Extracted data entries:
☆ ☆ ☆

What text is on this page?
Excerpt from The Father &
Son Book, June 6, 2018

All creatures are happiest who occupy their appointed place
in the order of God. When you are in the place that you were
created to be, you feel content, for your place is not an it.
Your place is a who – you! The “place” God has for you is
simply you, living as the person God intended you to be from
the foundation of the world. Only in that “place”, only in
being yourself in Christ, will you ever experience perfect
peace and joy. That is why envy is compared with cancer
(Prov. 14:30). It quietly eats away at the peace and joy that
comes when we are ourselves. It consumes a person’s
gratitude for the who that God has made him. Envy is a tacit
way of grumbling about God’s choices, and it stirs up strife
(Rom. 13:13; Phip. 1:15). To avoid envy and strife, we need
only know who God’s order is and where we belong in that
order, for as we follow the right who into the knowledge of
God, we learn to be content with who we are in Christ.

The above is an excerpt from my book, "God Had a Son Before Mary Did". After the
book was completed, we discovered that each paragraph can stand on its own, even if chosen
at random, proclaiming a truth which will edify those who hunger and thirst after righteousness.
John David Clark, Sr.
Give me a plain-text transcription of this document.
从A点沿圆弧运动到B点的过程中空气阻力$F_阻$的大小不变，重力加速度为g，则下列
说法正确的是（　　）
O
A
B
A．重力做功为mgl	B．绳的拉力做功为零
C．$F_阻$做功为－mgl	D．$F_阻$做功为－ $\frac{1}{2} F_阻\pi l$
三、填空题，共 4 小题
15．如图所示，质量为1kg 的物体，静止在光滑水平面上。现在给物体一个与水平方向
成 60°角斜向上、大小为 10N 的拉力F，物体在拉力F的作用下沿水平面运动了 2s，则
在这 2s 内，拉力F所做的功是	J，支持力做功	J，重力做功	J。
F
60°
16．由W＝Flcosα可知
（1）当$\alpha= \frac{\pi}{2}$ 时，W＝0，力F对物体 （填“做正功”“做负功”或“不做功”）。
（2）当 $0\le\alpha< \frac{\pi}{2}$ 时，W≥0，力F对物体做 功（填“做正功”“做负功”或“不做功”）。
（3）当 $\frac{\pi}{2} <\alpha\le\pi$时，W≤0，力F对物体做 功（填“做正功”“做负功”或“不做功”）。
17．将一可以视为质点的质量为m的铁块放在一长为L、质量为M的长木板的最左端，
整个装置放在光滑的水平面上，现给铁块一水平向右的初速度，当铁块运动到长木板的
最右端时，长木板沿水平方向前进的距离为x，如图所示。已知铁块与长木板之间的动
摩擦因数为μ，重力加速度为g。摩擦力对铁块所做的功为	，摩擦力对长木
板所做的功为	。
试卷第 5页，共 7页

☆ ☆ ☆

The exercise: Write out the records shown above, exactly as they appear.

Problem solution:
What text is on this page?
Excerpt from The Father &
Son Book, June 6, 2018

All creatures are happiest who occupy their appointed place
in the order of God. When you are in the place that you were
created to be, you feel content, for your place is not an it.
Your place is a who – you! The “place” God has for you is
simply you, living as the person God intended you to be from
the foundation of the world. Only in that “place”, only in
being yourself in Christ, will you ever experience perfect
peace and joy. That is why envy is compared with cancer
(Prov. 14:30). It quietly eats away at the peace and joy that
comes when we are ourselves. It consumes a person’s
gratitude for the who that God has made him. Envy is a tacit
way of grumbling about God’s choices, and it stirs up strife
(Rom. 13:13; Phip. 1:15). To avoid envy and strife, we need
only know who God’s order is and where we belong in that
order, for as we follow the right who into the knowledge of
God, we learn to be content with who we are in Christ.

The above is an excerpt from my book, "God Had a Son Before Mary Did". After the
book was completed, we discovered that each paragraph can stand on its own, even if chosen
at random, proclaiming a truth which will edify those who hunger and thirst after righteousness.
John David Clark, Sr.
Give me a plain-text transcription of this document.
从A点沿圆弧运动到B点的过程中空气阻力$F_阻$的大小不变，重力加速度为g，则下列
说法正确的是（　　）
O
A
B
A．重力做功为mgl	B．绳的拉力做功为零
C．$F_阻$做功为－mgl	D．$F_阻$做功为－ $\frac{1}{2} F_阻\pi l$
三、填空题，共 4 小题
15．如图所示，质量为1kg 的物体，静止在光滑水平面上。现在给物体一个与水平方向
成 60°角斜向上、大小为 10N 的拉力F，物体在拉力F的作用下沿水平面运动了 2s，则
在这 2s 内，拉力F所做的功是	J，支持力做功	J，重力做功	J。
F
60°
16．由W＝Flcosα可知
（1）当$\alpha= \frac{\pi}{2}$ 时，W＝0，力F对物体 （填“做正功”“做负功”或“不做功”）。
（2）当 $0\le\alpha< \frac{\pi}{2}$ 时，W≥0，力F对物体做 功（填“做正功”“做负功”或“不做功”）。
（3）当 $\frac{\pi}{2} <\alpha\le\pi$时，W≤0，力F对物体做 功（填“做正功”“做负功”或“不做功”）。
17．将一可以视为质点的质量为m的铁块放在一长为L、质量为M的长木板的最左端，
整个装置放在光滑的水平面上，现给铁块一水平向右的初速度，当铁块运动到长木板的
最右端时，长木板沿水平方向前进的距离为x，如图所示。已知铁块与长木板之间的动
摩擦因数为μ，重力加速度为g。摩擦力对铁块所做的功为	，摩擦力对长木
板所做的功为	。
试卷第 5页，共 7页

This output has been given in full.